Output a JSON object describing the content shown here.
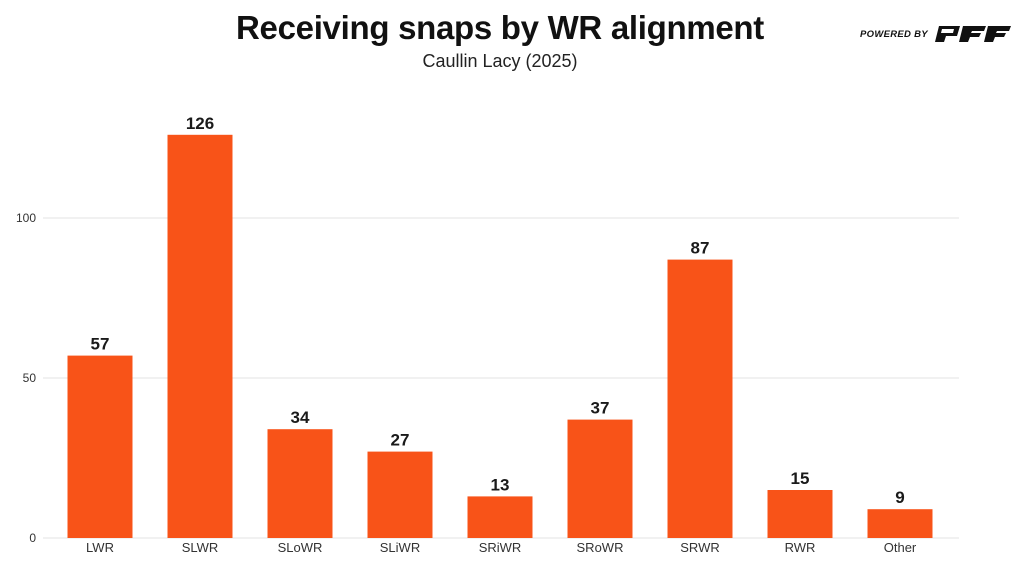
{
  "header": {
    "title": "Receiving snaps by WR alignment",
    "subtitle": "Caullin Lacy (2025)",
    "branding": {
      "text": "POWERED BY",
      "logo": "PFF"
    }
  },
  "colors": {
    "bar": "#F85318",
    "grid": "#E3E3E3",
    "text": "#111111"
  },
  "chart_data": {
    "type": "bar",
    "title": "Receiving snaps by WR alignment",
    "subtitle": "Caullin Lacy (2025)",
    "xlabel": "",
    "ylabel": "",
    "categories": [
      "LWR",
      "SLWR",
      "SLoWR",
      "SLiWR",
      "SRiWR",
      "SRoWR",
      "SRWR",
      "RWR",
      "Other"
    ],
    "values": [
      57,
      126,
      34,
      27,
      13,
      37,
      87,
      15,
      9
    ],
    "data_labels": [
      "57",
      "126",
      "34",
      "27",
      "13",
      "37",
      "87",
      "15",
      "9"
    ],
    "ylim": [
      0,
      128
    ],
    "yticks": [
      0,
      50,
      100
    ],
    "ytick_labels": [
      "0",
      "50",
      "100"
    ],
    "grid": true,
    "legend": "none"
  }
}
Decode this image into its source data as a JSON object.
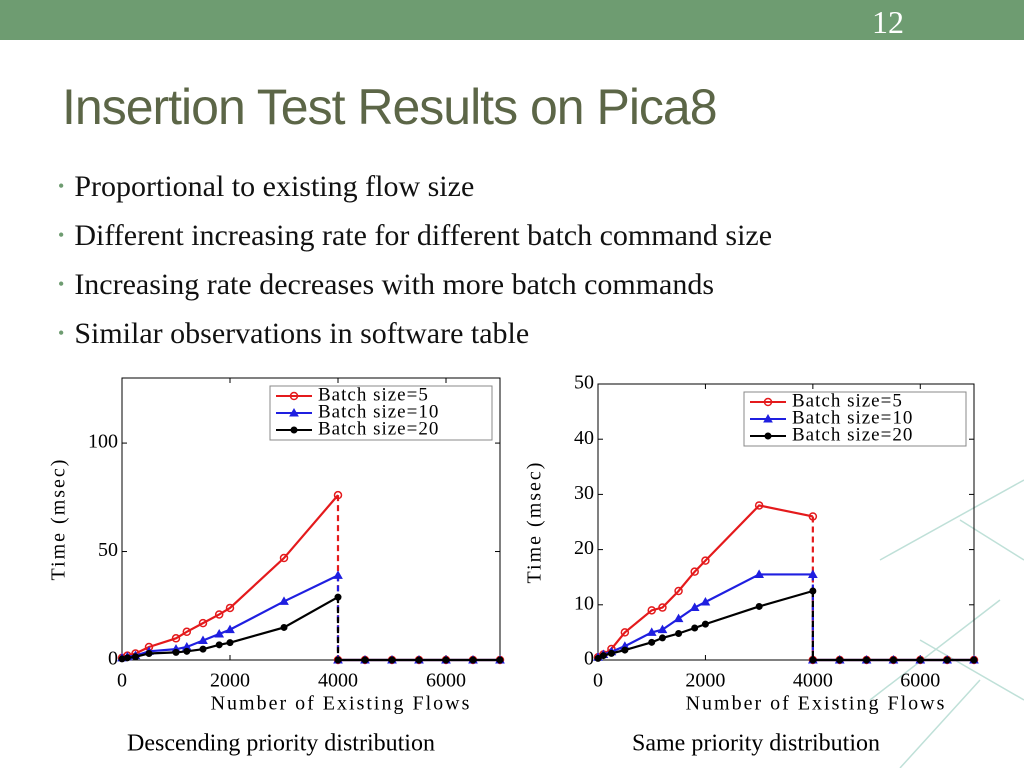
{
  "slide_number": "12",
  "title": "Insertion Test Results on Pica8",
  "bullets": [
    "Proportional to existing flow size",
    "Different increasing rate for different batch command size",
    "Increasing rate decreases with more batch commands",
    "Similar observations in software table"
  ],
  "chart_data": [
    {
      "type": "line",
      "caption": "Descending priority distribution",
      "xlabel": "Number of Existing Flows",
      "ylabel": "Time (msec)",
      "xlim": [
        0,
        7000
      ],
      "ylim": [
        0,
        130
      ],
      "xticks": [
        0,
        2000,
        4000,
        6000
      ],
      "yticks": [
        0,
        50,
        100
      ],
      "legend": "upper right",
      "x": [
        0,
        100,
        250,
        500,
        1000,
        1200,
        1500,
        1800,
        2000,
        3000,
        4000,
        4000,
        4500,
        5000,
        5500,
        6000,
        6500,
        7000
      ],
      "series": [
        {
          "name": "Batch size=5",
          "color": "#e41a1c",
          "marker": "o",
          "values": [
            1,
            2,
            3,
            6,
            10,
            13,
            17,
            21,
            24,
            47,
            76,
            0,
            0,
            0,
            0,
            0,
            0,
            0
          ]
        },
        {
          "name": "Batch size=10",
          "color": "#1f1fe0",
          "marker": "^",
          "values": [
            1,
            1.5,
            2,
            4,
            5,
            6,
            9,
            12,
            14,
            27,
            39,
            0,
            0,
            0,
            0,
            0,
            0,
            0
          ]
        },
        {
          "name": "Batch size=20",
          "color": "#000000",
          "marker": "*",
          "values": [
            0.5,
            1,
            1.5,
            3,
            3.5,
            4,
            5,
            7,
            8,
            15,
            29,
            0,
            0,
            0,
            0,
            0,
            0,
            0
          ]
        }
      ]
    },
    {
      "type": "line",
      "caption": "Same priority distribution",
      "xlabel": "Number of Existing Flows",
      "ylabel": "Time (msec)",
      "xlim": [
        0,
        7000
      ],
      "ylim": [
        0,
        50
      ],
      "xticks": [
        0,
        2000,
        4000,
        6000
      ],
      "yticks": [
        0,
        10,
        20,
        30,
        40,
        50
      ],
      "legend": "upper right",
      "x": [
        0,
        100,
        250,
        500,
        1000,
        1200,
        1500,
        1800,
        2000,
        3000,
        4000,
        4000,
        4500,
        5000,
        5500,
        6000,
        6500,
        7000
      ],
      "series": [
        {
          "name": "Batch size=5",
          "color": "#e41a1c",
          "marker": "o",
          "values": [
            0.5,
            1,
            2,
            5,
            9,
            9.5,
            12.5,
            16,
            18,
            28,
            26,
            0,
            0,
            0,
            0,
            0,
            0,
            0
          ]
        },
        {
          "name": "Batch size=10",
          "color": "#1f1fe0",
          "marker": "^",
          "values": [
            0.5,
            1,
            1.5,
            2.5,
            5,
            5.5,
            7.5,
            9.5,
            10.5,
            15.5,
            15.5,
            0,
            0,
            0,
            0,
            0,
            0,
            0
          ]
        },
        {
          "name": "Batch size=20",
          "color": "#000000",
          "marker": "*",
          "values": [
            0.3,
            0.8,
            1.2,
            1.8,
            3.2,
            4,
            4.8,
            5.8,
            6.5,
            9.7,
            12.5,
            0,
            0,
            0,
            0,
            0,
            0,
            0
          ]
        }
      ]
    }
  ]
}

■ Directions:
Each entry above should be reproduced exactly, with the pictures removed.

■ Solution to this task:
Output a JSON object describing the content shown here.
{
  "header": {
    "title": "Receiving snaps by WR alignment",
    "subtitle": "Caullin Lacy (2025)",
    "branding": {
      "text": "POWERED BY",
      "logo": "PFF"
    }
  },
  "colors": {
    "bar": "#F85318",
    "grid": "#E3E3E3",
    "text": "#111111"
  },
  "chart_data": {
    "type": "bar",
    "title": "Receiving snaps by WR alignment",
    "subtitle": "Caullin Lacy (2025)",
    "xlabel": "",
    "ylabel": "",
    "categories": [
      "LWR",
      "SLWR",
      "SLoWR",
      "SLiWR",
      "SRiWR",
      "SRoWR",
      "SRWR",
      "RWR",
      "Other"
    ],
    "values": [
      57,
      126,
      34,
      27,
      13,
      37,
      87,
      15,
      9
    ],
    "data_labels": [
      "57",
      "126",
      "34",
      "27",
      "13",
      "37",
      "87",
      "15",
      "9"
    ],
    "ylim": [
      0,
      128
    ],
    "yticks": [
      0,
      50,
      100
    ],
    "ytick_labels": [
      "0",
      "50",
      "100"
    ],
    "grid": true,
    "legend": "none"
  }
}
Decode this image into its source data as a JSON object.
{
  "slide_number": "12",
  "title": "Insertion Test Results on Pica8",
  "bullets": [
    "Proportional to existing flow size",
    "Different increasing rate for different batch command size",
    "Increasing rate decreases with more batch commands",
    "Similar observations in software table"
  ],
  "chart_data": [
    {
      "type": "line",
      "caption": "Descending priority distribution",
      "xlabel": "Number of Existing Flows",
      "ylabel": "Time (msec)",
      "xlim": [
        0,
        7000
      ],
      "ylim": [
        0,
        130
      ],
      "xticks": [
        0,
        2000,
        4000,
        6000
      ],
      "yticks": [
        0,
        50,
        100
      ],
      "legend": "upper right",
      "x": [
        0,
        100,
        250,
        500,
        1000,
        1200,
        1500,
        1800,
        2000,
        3000,
        4000,
        4000,
        4500,
        5000,
        5500,
        6000,
        6500,
        7000
      ],
      "series": [
        {
          "name": "Batch size=5",
          "color": "#e41a1c",
          "marker": "o",
          "values": [
            1,
            2,
            3,
            6,
            10,
            13,
            17,
            21,
            24,
            47,
            76,
            0,
            0,
            0,
            0,
            0,
            0,
            0
          ]
        },
        {
          "name": "Batch size=10",
          "color": "#1f1fe0",
          "marker": "^",
          "values": [
            1,
            1.5,
            2,
            4,
            5,
            6,
            9,
            12,
            14,
            27,
            39,
            0,
            0,
            0,
            0,
            0,
            0,
            0
          ]
        },
        {
          "name": "Batch size=20",
          "color": "#000000",
          "marker": "*",
          "values": [
            0.5,
            1,
            1.5,
            3,
            3.5,
            4,
            5,
            7,
            8,
            15,
            29,
            0,
            0,
            0,
            0,
            0,
            0,
            0
          ]
        }
      ]
    },
    {
      "type": "line",
      "caption": "Same priority distribution",
      "xlabel": "Number of Existing Flows",
      "ylabel": "Time (msec)",
      "xlim": [
        0,
        7000
      ],
      "ylim": [
        0,
        50
      ],
      "xticks": [
        0,
        2000,
        4000,
        6000
      ],
      "yticks": [
        0,
        10,
        20,
        30,
        40,
        50
      ],
      "legend": "upper right",
      "x": [
        0,
        100,
        250,
        500,
        1000,
        1200,
        1500,
        1800,
        2000,
        3000,
        4000,
        4000,
        4500,
        5000,
        5500,
        6000,
        6500,
        7000
      ],
      "series": [
        {
          "name": "Batch size=5",
          "color": "#e41a1c",
          "marker": "o",
          "values": [
            0.5,
            1,
            2,
            5,
            9,
            9.5,
            12.5,
            16,
            18,
            28,
            26,
            0,
            0,
            0,
            0,
            0,
            0,
            0
          ]
        },
        {
          "name": "Batch size=10",
          "color": "#1f1fe0",
          "marker": "^",
          "values": [
            0.5,
            1,
            1.5,
            2.5,
            5,
            5.5,
            7.5,
            9.5,
            10.5,
            15.5,
            15.5,
            0,
            0,
            0,
            0,
            0,
            0,
            0
          ]
        },
        {
          "name": "Batch size=20",
          "color": "#000000",
          "marker": "*",
          "values": [
            0.3,
            0.8,
            1.2,
            1.8,
            3.2,
            4,
            4.8,
            5.8,
            6.5,
            9.7,
            12.5,
            0,
            0,
            0,
            0,
            0,
            0,
            0
          ]
        }
      ]
    }
  ]
}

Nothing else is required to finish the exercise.